**WORK TO BE COMPLETED:**
Compile every line that includes the word "Diabetic".

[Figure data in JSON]
%%
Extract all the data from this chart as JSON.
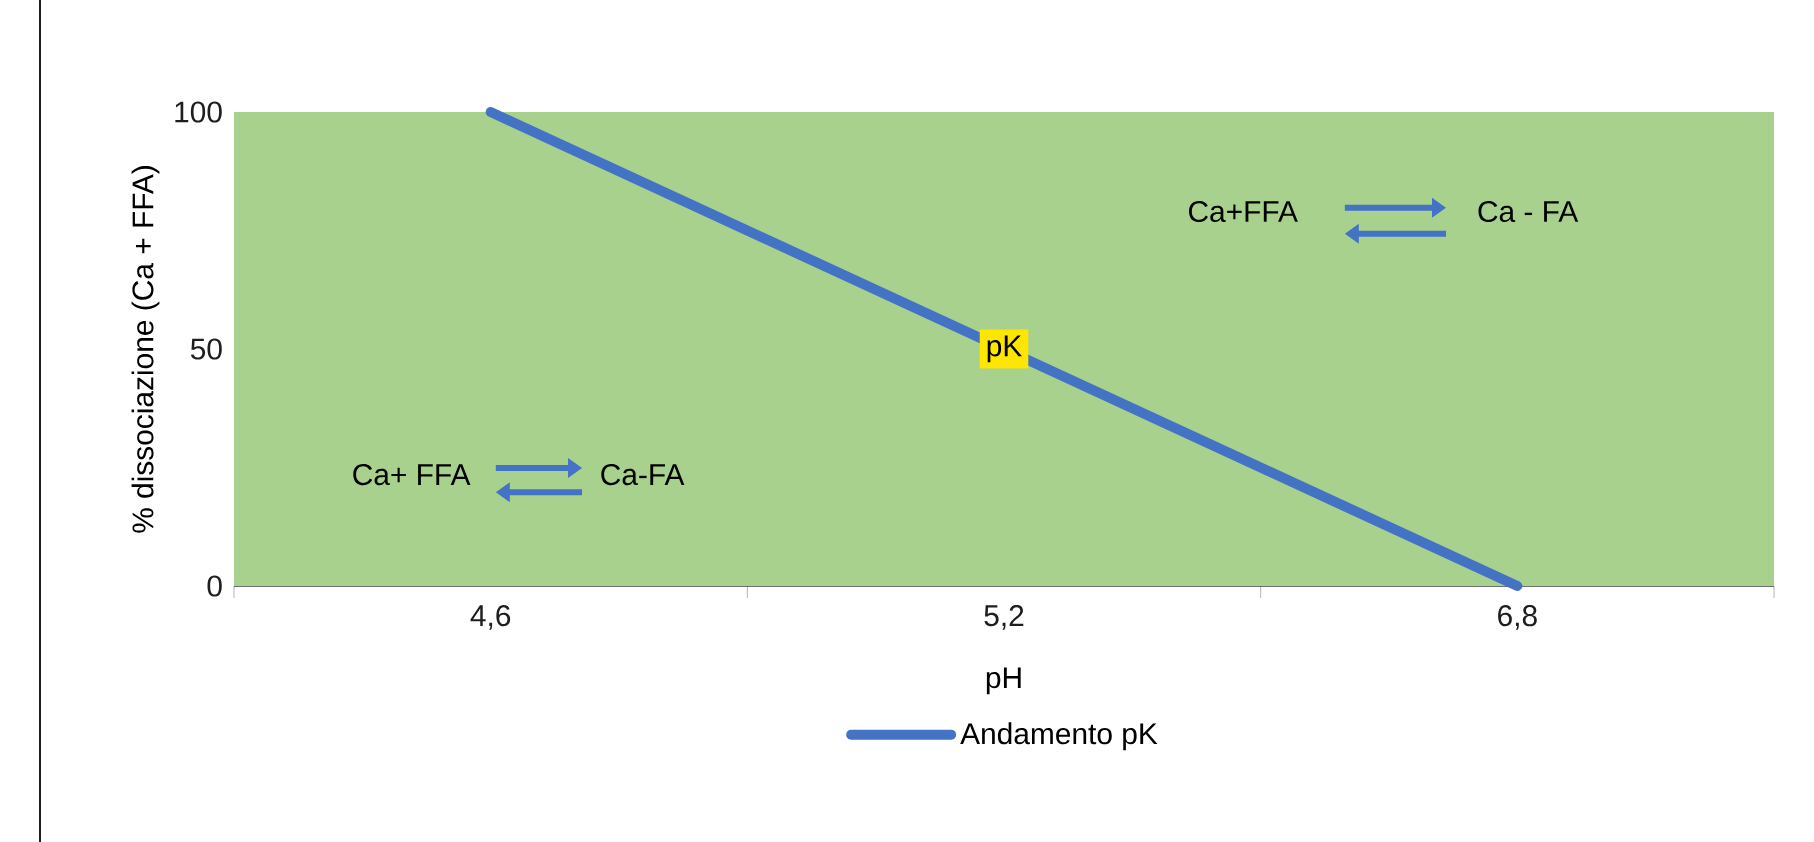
{
  "chart_data": {
    "type": "line",
    "xlabel": "pH",
    "ylabel": "% dissociazione (Ca + FFA)",
    "categories": [
      "4,6",
      "5,2",
      "6,8"
    ],
    "series": [
      {
        "name": "Andamento pK",
        "color": "#4472c4",
        "values": [
          100,
          50,
          0
        ]
      }
    ],
    "ylim": [
      0,
      100
    ],
    "yticks": [
      0,
      50,
      100
    ],
    "grid": false,
    "legend": "bottom",
    "marker": "none",
    "line_style": "solid",
    "bands": [
      {
        "axis": "y",
        "from": 0,
        "to": 100,
        "color": "#a9d18e"
      }
    ],
    "annotations": [
      {
        "text": "pK",
        "x": "5,2",
        "y": 50
      },
      "Ca+FFA",
      "Ca - FA",
      "Ca+ FFA",
      "Ca-FA"
    ]
  }
}
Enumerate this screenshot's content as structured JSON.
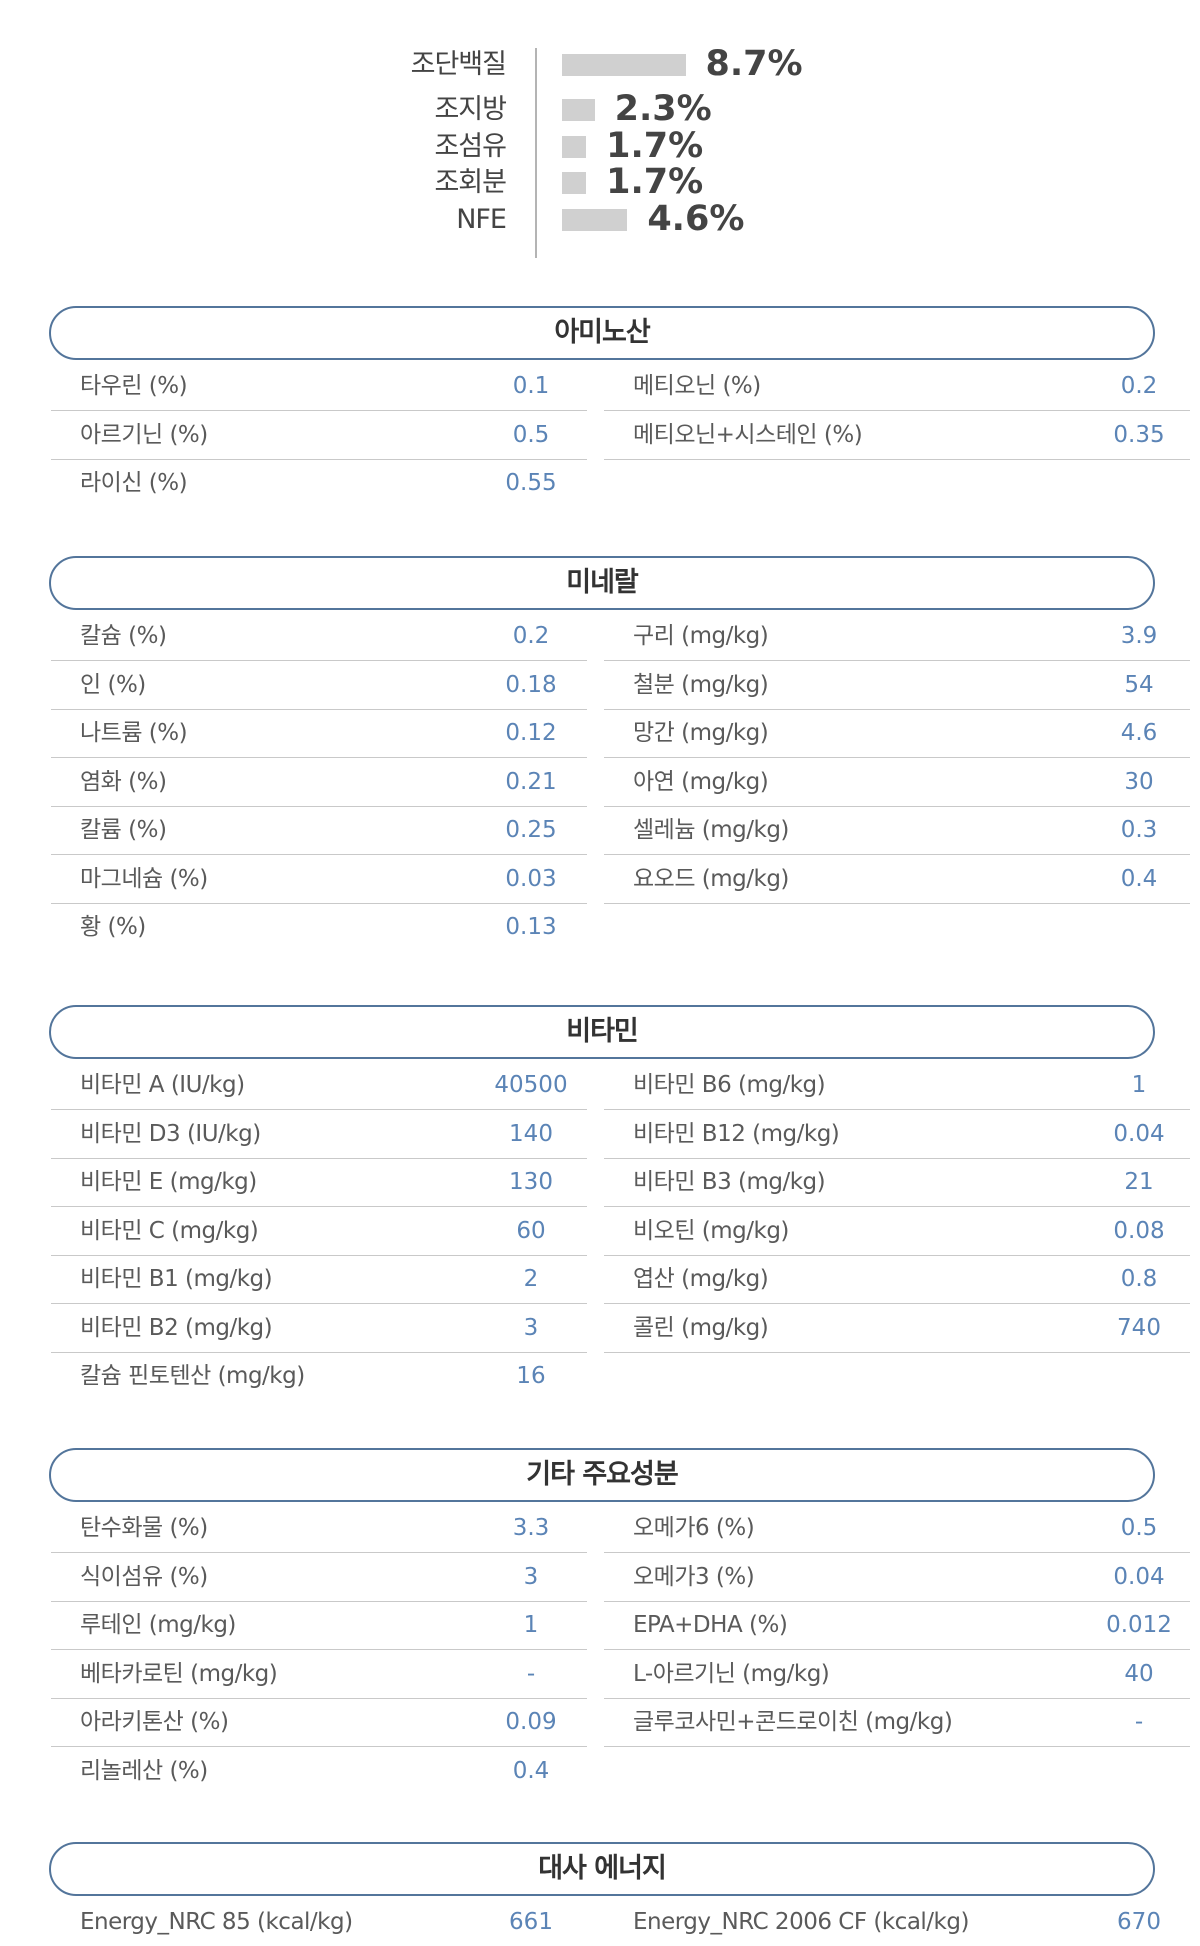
{
  "proximate": [
    {
      "label": "조단백질",
      "value": "8.7%",
      "pct": 8.7
    },
    {
      "label": "조지방",
      "value": "2.3%",
      "pct": 2.3
    },
    {
      "label": "조섬유",
      "value": "1.7%",
      "pct": 1.7
    },
    {
      "label": "조회분",
      "value": "1.7%",
      "pct": 1.7
    },
    {
      "label": "NFE",
      "value": "4.6%",
      "pct": 4.6
    }
  ],
  "colors": {
    "accent": "#53759b",
    "value_text": "#5b84b6",
    "bar": "#d0d0d0",
    "divider": "#c9c9c9"
  },
  "sections": [
    {
      "title": "아미노산",
      "left": [
        {
          "label": "타우린 (%)",
          "value": "0.1"
        },
        {
          "label": "아르기닌 (%)",
          "value": "0.5"
        },
        {
          "label": "라이신 (%)",
          "value": "0.55"
        }
      ],
      "right": [
        {
          "label": "메티오닌 (%)",
          "value": "0.2"
        },
        {
          "label": "메티오닌+시스테인 (%)",
          "value": "0.35"
        }
      ]
    },
    {
      "title": "미네랄",
      "left": [
        {
          "label": "칼슘 (%)",
          "value": "0.2"
        },
        {
          "label": "인 (%)",
          "value": "0.18"
        },
        {
          "label": "나트륨 (%)",
          "value": "0.12"
        },
        {
          "label": "염화 (%)",
          "value": "0.21"
        },
        {
          "label": "칼륨 (%)",
          "value": "0.25"
        },
        {
          "label": "마그네슘 (%)",
          "value": "0.03"
        },
        {
          "label": "황 (%)",
          "value": "0.13"
        }
      ],
      "right": [
        {
          "label": "구리 (mg/kg)",
          "value": "3.9"
        },
        {
          "label": "철분 (mg/kg)",
          "value": "54"
        },
        {
          "label": "망간 (mg/kg)",
          "value": "4.6"
        },
        {
          "label": "아연 (mg/kg)",
          "value": "30"
        },
        {
          "label": "셀레늄 (mg/kg)",
          "value": "0.3"
        },
        {
          "label": "요오드 (mg/kg)",
          "value": "0.4"
        }
      ]
    },
    {
      "title": "비타민",
      "left": [
        {
          "label": "비타민 A (IU/kg)",
          "value": "40500"
        },
        {
          "label": "비타민 D3 (IU/kg)",
          "value": "140"
        },
        {
          "label": "비타민 E (mg/kg)",
          "value": "130"
        },
        {
          "label": "비타민 C (mg/kg)",
          "value": "60"
        },
        {
          "label": "비타민 B1 (mg/kg)",
          "value": "2"
        },
        {
          "label": "비타민 B2 (mg/kg)",
          "value": "3"
        },
        {
          "label": "칼슘 핀토텐산 (mg/kg)",
          "value": "16"
        }
      ],
      "right": [
        {
          "label": "비타민 B6 (mg/kg)",
          "value": "1"
        },
        {
          "label": "비타민 B12 (mg/kg)",
          "value": "0.04"
        },
        {
          "label": "비타민 B3 (mg/kg)",
          "value": "21"
        },
        {
          "label": "비오틴 (mg/kg)",
          "value": "0.08"
        },
        {
          "label": "엽산 (mg/kg)",
          "value": "0.8"
        },
        {
          "label": "콜린 (mg/kg)",
          "value": "740"
        }
      ]
    },
    {
      "title": "기타 주요성분",
      "left": [
        {
          "label": "탄수화물 (%)",
          "value": "3.3"
        },
        {
          "label": "식이섬유 (%)",
          "value": "3"
        },
        {
          "label": "루테인 (mg/kg)",
          "value": "1"
        },
        {
          "label": "베타카로틴 (mg/kg)",
          "value": "-"
        },
        {
          "label": "아라키톤산 (%)",
          "value": "0.09"
        },
        {
          "label": "리놀레산 (%)",
          "value": "0.4"
        }
      ],
      "right": [
        {
          "label": "오메가6 (%)",
          "value": "0.5"
        },
        {
          "label": "오메가3 (%)",
          "value": "0.04"
        },
        {
          "label": "EPA+DHA (%)",
          "value": "0.012"
        },
        {
          "label": "L-아르기닌 (mg/kg)",
          "value": "40"
        },
        {
          "label": "글루코사민+콘드로이친 (mg/kg)",
          "value": "-"
        }
      ]
    },
    {
      "title": "대사 에너지",
      "left": [
        {
          "label": "Energy_NRC 85 (kcal/kg)",
          "value": "661"
        }
      ],
      "right": [
        {
          "label": "Energy_NRC 2006 CF (kcal/kg)",
          "value": "670"
        }
      ]
    }
  ]
}
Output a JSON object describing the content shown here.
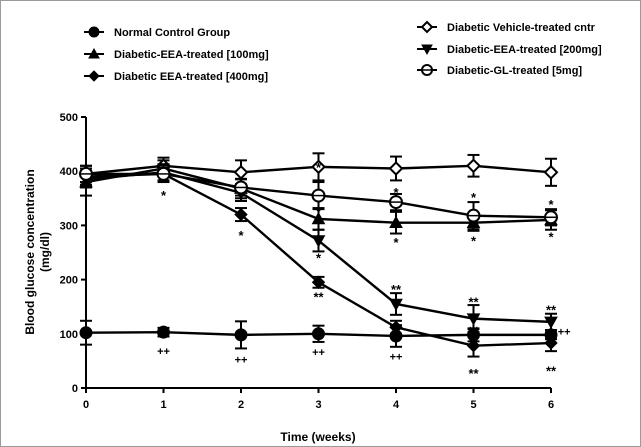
{
  "chart_data": {
    "type": "line",
    "xlabel": "Time (weeks)",
    "ylabel": "Blood glucose concentration (mg/dl)",
    "ylabel_lines": [
      "Blood glucose concentration",
      "(mg/dl)"
    ],
    "xlim": [
      0,
      6
    ],
    "ylim": [
      0,
      500
    ],
    "x": [
      0,
      1,
      2,
      3,
      4,
      5,
      6
    ],
    "x_ticks": [
      "0",
      "1",
      "2",
      "3",
      "4",
      "5",
      "6"
    ],
    "y_ticks": [
      "0",
      "100",
      "200",
      "300",
      "400",
      "500"
    ],
    "grid": false,
    "legend_placement": "top",
    "series": [
      {
        "name": "Normal Control Group",
        "marker": "circle",
        "values": [
          102,
          103,
          98,
          100,
          96,
          98,
          98
        ],
        "errors": [
          22,
          8,
          25,
          15,
          20,
          12,
          8
        ]
      },
      {
        "name": "Diabetic-EEA-treated [100mg]",
        "marker": "triangle-up",
        "values": [
          380,
          405,
          368,
          312,
          305,
          305,
          310
        ],
        "errors": [
          25,
          15,
          18,
          20,
          20,
          15,
          18
        ]
      },
      {
        "name": "Diabetic EEA-treated [400mg]",
        "marker": "diamond",
        "values": [
          390,
          395,
          320,
          195,
          112,
          78,
          83
        ],
        "errors": [
          15,
          12,
          12,
          10,
          12,
          20,
          15
        ]
      },
      {
        "name": "Diabetic Vehicle-treated cntr",
        "marker": "diamond-open",
        "values": [
          395,
          410,
          398,
          408,
          405,
          410,
          398
        ],
        "errors": [
          15,
          15,
          22,
          25,
          22,
          20,
          25
        ]
      },
      {
        "name": "Diabetic-EEA-treated [200mg]",
        "marker": "triangle-down",
        "values": [
          385,
          398,
          360,
          272,
          155,
          128,
          122
        ],
        "errors": [
          15,
          15,
          15,
          20,
          20,
          25,
          15
        ]
      },
      {
        "name": "Diabetic-GL-treated [5mg]",
        "marker": "circle-open",
        "values": [
          395,
          395,
          370,
          355,
          343,
          318,
          315
        ],
        "errors": [
          15,
          15,
          15,
          25,
          15,
          25,
          15
        ]
      }
    ],
    "annotations": [
      {
        "text": "*",
        "x": 1,
        "y": 362
      },
      {
        "text": "*",
        "x": 2,
        "y": 288
      },
      {
        "text": "*",
        "x": 3,
        "y": 413
      },
      {
        "text": "*",
        "x": 3,
        "y": 333
      },
      {
        "text": "*",
        "x": 3,
        "y": 246
      },
      {
        "text": "**",
        "x": 3,
        "y": 174
      },
      {
        "text": "++",
        "x": 1,
        "y": 68
      },
      {
        "text": "++",
        "x": 2,
        "y": 53
      },
      {
        "text": "++",
        "x": 3,
        "y": 66
      },
      {
        "text": "*",
        "x": 4,
        "y": 367
      },
      {
        "text": "*",
        "x": 4,
        "y": 275
      },
      {
        "text": "**",
        "x": 4,
        "y": 188
      },
      {
        "text": "++",
        "x": 4,
        "y": 58
      },
      {
        "text": "*",
        "x": 5,
        "y": 358
      },
      {
        "text": "*",
        "x": 5,
        "y": 278
      },
      {
        "text": "**",
        "x": 5,
        "y": 165
      },
      {
        "text": "++",
        "x": 5,
        "y": 108
      },
      {
        "text": "**",
        "x": 5,
        "y": 33
      },
      {
        "text": "*",
        "x": 6,
        "y": 345
      },
      {
        "text": "*",
        "x": 6,
        "y": 285
      },
      {
        "text": "**",
        "x": 6,
        "y": 150
      },
      {
        "text": "**",
        "x": 6,
        "y": 38
      },
      {
        "text": "++",
        "x": 6.17,
        "y": 104
      }
    ]
  }
}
%%
**TASK OUTPUT:**
        "name": "Diabetic-EEA-treated [100mg]",
        "name": "Diabetic EEA-treated [400mg]",
        "name": "Diabetic Vehicle-treated cntr",
        "name": "Diabetic-EEA-treated [200mg]",
        "name": "Diabetic-GL-treated [5mg]",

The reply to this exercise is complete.